TASK. The task calls for each line of the records below in which the word "complete" appears.

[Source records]
• • • • •

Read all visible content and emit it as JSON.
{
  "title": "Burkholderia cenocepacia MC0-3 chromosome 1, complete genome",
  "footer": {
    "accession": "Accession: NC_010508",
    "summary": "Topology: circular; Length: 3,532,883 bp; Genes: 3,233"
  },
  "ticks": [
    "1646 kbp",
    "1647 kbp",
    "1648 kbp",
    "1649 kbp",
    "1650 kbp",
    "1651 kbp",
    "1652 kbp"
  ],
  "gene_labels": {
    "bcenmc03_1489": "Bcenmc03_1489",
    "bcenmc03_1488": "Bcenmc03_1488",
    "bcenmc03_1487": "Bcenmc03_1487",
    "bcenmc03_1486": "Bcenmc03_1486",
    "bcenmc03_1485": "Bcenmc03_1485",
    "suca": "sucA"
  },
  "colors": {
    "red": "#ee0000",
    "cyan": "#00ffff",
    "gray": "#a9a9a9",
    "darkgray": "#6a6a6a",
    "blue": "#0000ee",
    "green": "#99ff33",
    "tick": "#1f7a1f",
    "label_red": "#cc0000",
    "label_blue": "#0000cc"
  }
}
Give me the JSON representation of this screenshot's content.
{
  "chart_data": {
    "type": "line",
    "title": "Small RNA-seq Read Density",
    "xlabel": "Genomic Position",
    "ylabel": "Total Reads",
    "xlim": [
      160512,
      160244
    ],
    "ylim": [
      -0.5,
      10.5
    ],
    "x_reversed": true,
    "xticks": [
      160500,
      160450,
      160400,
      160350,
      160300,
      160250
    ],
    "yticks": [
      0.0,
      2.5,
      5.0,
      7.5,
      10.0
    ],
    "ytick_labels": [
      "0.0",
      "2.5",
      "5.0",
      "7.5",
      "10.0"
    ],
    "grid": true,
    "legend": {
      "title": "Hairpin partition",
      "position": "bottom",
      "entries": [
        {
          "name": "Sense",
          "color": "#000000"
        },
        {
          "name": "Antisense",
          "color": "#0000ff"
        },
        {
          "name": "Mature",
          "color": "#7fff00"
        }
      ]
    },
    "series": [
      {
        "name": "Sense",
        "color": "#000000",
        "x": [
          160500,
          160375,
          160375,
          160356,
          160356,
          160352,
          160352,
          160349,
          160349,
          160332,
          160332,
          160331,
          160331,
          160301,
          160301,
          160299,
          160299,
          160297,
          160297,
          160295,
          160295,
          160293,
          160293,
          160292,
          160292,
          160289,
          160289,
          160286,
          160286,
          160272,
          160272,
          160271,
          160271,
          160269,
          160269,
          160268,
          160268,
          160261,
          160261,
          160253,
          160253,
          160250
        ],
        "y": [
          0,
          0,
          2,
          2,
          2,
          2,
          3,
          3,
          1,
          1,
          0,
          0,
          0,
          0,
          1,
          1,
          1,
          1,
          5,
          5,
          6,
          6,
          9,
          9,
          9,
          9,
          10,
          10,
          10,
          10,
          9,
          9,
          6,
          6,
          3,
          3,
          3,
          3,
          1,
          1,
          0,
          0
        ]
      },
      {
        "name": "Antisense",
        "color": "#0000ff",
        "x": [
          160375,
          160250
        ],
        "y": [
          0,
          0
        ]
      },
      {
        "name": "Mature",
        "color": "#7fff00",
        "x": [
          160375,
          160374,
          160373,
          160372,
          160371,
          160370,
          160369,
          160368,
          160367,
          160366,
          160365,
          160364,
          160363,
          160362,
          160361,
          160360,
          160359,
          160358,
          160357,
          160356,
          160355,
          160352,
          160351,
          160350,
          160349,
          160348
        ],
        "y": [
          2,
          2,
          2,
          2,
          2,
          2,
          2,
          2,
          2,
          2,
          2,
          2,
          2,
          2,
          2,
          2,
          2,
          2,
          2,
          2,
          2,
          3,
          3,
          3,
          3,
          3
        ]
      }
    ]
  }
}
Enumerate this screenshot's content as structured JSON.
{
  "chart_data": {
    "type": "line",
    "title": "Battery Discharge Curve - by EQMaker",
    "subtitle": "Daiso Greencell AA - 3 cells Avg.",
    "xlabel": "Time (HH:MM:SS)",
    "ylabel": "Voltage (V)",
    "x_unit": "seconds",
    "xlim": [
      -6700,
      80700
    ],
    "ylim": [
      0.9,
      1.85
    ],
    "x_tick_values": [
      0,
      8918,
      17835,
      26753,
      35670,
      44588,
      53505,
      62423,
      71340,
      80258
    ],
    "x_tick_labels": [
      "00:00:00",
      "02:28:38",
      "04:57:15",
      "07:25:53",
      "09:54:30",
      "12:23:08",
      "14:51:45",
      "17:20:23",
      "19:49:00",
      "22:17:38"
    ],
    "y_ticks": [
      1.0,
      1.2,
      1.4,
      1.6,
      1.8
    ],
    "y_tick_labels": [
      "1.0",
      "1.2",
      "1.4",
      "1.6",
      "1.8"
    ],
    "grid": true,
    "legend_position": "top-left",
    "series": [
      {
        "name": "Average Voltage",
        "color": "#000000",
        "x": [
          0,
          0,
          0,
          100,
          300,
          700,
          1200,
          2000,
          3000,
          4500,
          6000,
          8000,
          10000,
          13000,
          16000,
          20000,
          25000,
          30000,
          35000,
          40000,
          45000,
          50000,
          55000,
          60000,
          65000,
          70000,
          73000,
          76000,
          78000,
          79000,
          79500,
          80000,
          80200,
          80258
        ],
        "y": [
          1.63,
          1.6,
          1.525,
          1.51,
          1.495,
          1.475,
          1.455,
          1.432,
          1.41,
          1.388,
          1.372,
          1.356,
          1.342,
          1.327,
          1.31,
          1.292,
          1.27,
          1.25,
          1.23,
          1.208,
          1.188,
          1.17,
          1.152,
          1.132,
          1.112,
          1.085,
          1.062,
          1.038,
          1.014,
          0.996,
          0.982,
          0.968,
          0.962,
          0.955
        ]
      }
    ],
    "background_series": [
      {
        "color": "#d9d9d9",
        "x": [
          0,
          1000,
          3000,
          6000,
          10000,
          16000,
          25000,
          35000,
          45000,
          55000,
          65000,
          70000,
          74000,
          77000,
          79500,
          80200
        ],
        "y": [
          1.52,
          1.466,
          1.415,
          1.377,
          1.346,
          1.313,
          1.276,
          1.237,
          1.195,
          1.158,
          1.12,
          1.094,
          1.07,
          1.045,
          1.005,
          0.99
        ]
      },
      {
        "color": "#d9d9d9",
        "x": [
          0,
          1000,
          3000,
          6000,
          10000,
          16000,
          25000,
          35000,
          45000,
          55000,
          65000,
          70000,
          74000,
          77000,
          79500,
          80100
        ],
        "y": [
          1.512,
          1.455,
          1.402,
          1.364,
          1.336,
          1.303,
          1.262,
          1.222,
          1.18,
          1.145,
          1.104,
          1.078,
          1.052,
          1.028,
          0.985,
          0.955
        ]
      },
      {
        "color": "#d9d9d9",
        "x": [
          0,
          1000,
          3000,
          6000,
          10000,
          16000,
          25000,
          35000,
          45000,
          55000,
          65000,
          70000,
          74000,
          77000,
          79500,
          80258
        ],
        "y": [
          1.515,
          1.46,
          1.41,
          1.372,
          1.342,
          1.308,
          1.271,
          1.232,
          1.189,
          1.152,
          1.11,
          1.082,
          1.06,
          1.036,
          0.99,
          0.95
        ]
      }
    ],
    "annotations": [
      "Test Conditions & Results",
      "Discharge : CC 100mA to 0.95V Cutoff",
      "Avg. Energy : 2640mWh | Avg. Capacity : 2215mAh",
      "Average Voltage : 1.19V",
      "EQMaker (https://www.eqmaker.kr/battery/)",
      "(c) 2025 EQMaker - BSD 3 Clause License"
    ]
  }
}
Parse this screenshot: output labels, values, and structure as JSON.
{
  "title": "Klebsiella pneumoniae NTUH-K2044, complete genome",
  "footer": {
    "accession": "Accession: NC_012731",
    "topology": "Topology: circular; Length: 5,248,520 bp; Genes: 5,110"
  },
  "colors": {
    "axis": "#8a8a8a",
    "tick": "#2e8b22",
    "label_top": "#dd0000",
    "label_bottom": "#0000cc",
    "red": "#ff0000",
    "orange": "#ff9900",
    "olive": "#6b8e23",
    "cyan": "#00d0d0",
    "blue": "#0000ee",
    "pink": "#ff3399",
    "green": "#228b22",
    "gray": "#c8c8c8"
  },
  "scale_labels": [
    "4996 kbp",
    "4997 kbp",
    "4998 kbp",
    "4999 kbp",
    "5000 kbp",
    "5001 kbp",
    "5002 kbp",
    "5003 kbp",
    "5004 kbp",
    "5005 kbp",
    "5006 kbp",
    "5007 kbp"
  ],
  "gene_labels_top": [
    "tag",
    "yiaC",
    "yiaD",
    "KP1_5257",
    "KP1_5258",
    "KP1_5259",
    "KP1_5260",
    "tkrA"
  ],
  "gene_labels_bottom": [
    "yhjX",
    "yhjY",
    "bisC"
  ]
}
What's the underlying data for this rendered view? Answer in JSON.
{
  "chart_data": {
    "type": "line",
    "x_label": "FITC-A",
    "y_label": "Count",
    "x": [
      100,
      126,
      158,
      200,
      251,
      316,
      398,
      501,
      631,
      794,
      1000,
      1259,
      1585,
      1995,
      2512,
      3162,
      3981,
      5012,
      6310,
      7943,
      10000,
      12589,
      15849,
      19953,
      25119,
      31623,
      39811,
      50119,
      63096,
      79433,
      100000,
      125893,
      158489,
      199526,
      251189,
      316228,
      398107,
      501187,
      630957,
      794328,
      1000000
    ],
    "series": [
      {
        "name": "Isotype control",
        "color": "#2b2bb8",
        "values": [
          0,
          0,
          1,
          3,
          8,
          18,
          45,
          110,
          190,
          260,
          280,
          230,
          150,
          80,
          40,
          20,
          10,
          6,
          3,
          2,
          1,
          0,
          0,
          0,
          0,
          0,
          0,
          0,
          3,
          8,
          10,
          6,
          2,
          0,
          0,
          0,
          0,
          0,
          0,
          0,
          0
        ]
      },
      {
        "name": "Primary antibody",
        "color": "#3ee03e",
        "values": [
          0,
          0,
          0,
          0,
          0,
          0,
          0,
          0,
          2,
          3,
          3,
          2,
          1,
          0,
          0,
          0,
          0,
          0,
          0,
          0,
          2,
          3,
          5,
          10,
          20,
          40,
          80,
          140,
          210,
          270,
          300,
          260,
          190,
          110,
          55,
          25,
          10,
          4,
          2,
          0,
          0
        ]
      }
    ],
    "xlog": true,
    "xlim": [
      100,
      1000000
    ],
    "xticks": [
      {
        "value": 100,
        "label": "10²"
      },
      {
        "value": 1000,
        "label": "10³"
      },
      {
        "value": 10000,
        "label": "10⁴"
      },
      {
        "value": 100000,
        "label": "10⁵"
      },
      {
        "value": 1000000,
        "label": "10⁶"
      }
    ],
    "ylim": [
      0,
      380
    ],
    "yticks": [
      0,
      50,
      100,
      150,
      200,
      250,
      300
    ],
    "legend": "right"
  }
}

• • • • •

ANSWER FOR THIS EXERCISE.
  "title": "Burkholderia cenocepacia MC0-3 chromosome 1, complete genome",
  "title": "Klebsiella pneumoniae NTUH-K2044, complete genome",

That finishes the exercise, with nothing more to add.